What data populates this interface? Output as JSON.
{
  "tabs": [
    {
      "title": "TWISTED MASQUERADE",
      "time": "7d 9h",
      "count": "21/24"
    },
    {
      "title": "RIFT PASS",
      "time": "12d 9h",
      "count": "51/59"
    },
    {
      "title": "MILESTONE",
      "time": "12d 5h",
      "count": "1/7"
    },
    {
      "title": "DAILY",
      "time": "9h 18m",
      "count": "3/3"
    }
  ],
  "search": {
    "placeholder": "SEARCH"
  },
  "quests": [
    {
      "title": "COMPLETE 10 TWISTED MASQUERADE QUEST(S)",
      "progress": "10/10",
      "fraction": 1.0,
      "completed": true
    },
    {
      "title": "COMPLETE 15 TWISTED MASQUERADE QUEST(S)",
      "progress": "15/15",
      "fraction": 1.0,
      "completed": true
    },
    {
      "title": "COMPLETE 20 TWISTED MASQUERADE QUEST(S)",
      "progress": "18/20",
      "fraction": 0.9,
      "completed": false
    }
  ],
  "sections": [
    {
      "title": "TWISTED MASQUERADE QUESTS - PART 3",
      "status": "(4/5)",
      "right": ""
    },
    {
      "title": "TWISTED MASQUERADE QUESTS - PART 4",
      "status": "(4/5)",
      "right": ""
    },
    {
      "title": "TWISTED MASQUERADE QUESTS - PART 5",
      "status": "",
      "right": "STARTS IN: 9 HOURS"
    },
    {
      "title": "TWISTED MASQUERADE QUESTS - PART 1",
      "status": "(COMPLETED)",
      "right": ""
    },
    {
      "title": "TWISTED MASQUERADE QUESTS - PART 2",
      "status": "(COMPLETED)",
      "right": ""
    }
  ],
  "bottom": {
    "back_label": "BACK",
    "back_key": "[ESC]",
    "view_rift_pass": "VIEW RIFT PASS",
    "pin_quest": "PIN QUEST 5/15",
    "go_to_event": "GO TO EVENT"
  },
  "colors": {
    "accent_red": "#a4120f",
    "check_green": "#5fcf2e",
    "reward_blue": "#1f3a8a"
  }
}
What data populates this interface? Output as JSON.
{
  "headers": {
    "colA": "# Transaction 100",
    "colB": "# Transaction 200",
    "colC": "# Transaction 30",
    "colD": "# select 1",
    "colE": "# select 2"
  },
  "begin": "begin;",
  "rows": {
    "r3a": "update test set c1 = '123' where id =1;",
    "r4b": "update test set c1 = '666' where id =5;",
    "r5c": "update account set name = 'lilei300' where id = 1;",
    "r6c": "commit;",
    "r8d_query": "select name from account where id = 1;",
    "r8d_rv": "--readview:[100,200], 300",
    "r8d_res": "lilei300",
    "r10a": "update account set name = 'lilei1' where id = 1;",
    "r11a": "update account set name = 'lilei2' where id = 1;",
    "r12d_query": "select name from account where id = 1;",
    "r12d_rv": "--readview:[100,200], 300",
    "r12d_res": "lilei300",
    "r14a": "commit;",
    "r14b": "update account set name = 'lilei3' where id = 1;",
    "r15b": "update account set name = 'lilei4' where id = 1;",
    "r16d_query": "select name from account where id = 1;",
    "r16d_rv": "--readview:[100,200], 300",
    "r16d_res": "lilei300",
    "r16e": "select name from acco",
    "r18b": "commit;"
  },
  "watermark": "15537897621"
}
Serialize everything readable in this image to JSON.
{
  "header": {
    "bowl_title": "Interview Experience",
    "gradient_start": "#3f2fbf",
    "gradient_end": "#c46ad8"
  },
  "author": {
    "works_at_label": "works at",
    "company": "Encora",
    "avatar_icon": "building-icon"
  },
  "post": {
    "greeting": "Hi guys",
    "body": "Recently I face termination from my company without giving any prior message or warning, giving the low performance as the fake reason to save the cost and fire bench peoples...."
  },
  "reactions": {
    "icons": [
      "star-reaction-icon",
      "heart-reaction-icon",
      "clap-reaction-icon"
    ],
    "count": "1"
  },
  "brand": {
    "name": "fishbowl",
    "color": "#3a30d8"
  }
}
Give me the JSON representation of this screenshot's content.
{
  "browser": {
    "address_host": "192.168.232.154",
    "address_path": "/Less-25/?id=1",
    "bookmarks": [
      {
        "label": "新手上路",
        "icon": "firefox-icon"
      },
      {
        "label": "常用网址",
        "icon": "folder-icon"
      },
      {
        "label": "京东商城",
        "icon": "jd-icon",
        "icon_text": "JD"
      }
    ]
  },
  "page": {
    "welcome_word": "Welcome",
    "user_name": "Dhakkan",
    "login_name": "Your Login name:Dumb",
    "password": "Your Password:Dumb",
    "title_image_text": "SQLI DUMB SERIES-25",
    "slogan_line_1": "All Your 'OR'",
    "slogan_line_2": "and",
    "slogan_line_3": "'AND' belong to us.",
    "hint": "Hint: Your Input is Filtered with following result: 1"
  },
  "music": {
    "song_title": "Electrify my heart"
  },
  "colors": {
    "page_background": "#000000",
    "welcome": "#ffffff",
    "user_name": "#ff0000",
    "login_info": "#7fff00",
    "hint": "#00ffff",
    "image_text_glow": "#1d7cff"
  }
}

__Written problem__
Transcribe all of the material exactly. Omit nothing.

__Response__
What data populates this interface? Output as JSON.
{
  "tabs": [
    {
      "title": "TWISTED MASQUERADE",
      "time": "7d 9h",
      "count": "21/24"
    },
    {
      "title": "RIFT PASS",
      "time": "12d 9h",
      "count": "51/59"
    },
    {
      "title": "MILESTONE",
      "time": "12d 5h",
      "count": "1/7"
    },
    {
      "title": "DAILY",
      "time": "9h 18m",
      "count": "3/3"
    }
  ],
  "search": {
    "placeholder": "SEARCH"
  },
  "quests": [
    {
      "title": "COMPLETE 10 TWISTED MASQUERADE QUEST(S)",
      "progress": "10/10",
      "fraction": 1.0,
      "completed": true
    },
    {
      "title": "COMPLETE 15 TWISTED MASQUERADE QUEST(S)",
      "progress": "15/15",
      "fraction": 1.0,
      "completed": true
    },
    {
      "title": "COMPLETE 20 TWISTED MASQUERADE QUEST(S)",
      "progress": "18/20",
      "fraction": 0.9,
      "completed": false
    }
  ],
  "sections": [
    {
      "title": "TWISTED MASQUERADE QUESTS - PART 3",
      "status": "(4/5)",
      "right": ""
    },
    {
      "title": "TWISTED MASQUERADE QUESTS - PART 4",
      "status": "(4/5)",
      "right": ""
    },
    {
      "title": "TWISTED MASQUERADE QUESTS - PART 5",
      "status": "",
      "right": "STARTS IN: 9 HOURS"
    },
    {
      "title": "TWISTED MASQUERADE QUESTS - PART 1",
      "status": "(COMPLETED)",
      "right": ""
    },
    {
      "title": "TWISTED MASQUERADE QUESTS - PART 2",
      "status": "(COMPLETED)",
      "right": ""
    }
  ],
  "bottom": {
    "back_label": "BACK",
    "back_key": "[ESC]",
    "view_rift_pass": "VIEW RIFT PASS",
    "pin_quest": "PIN QUEST 5/15",
    "go_to_event": "GO TO EVENT"
  },
  "colors": {
    "accent_red": "#a4120f",
    "check_green": "#5fcf2e",
    "reward_blue": "#1f3a8a"
  }
}
What data populates this interface? Output as JSON.
{
  "headers": {
    "colA": "# Transaction 100",
    "colB": "# Transaction 200",
    "colC": "# Transaction 30",
    "colD": "# select 1",
    "colE": "# select 2"
  },
  "begin": "begin;",
  "rows": {
    "r3a": "update test set c1 = '123' where id =1;",
    "r4b": "update test set c1 = '666' where id =5;",
    "r5c": "update account set name = 'lilei300' where id = 1;",
    "r6c": "commit;",
    "r8d_query": "select name from account where id = 1;",
    "r8d_rv": "--readview:[100,200], 300",
    "r8d_res": "lilei300",
    "r10a": "update account set name = 'lilei1' where id = 1;",
    "r11a": "update account set name = 'lilei2' where id = 1;",
    "r12d_query": "select name from account where id = 1;",
    "r12d_rv": "--readview:[100,200], 300",
    "r12d_res": "lilei300",
    "r14a": "commit;",
    "r14b": "update account set name = 'lilei3' where id = 1;",
    "r15b": "update account set name = 'lilei4' where id = 1;",
    "r16d_query": "select name from account where id = 1;",
    "r16d_rv": "--readview:[100,200], 300",
    "r16d_res": "lilei300",
    "r16e": "select name from acco",
    "r18b": "commit;"
  },
  "watermark": "15537897621"
}
Serialize everything readable in this image to JSON.
{
  "header": {
    "bowl_title": "Interview Experience",
    "gradient_start": "#3f2fbf",
    "gradient_end": "#c46ad8"
  },
  "author": {
    "works_at_label": "works at",
    "company": "Encora",
    "avatar_icon": "building-icon"
  },
  "post": {
    "greeting": "Hi guys",
    "body": "Recently I face termination from my company without giving any prior message or warning, giving the low performance as the fake reason to save the cost and fire bench peoples...."
  },
  "reactions": {
    "icons": [
      "star-reaction-icon",
      "heart-reaction-icon",
      "clap-reaction-icon"
    ],
    "count": "1"
  },
  "brand": {
    "name": "fishbowl",
    "color": "#3a30d8"
  }
}
Give me the JSON representation of this screenshot's content.
{
  "browser": {
    "address_host": "192.168.232.154",
    "address_path": "/Less-25/?id=1",
    "bookmarks": [
      {
        "label": "新手上路",
        "icon": "firefox-icon"
      },
      {
        "label": "常用网址",
        "icon": "folder-icon"
      },
      {
        "label": "京东商城",
        "icon": "jd-icon",
        "icon_text": "JD"
      }
    ]
  },
  "page": {
    "welcome_word": "Welcome",
    "user_name": "Dhakkan",
    "login_name": "Your Login name:Dumb",
    "password": "Your Password:Dumb",
    "title_image_text": "SQLI DUMB SERIES-25",
    "slogan_line_1": "All Your 'OR'",
    "slogan_line_2": "and",
    "slogan_line_3": "'AND' belong to us.",
    "hint": "Hint: Your Input is Filtered with following result: 1"
  },
  "music": {
    "song_title": "Electrify my heart"
  },
  "colors": {
    "page_background": "#000000",
    "welcome": "#ffffff",
    "user_name": "#ff0000",
    "login_info": "#7fff00",
    "hint": "#00ffff",
    "image_text_glow": "#1d7cff"
  }
}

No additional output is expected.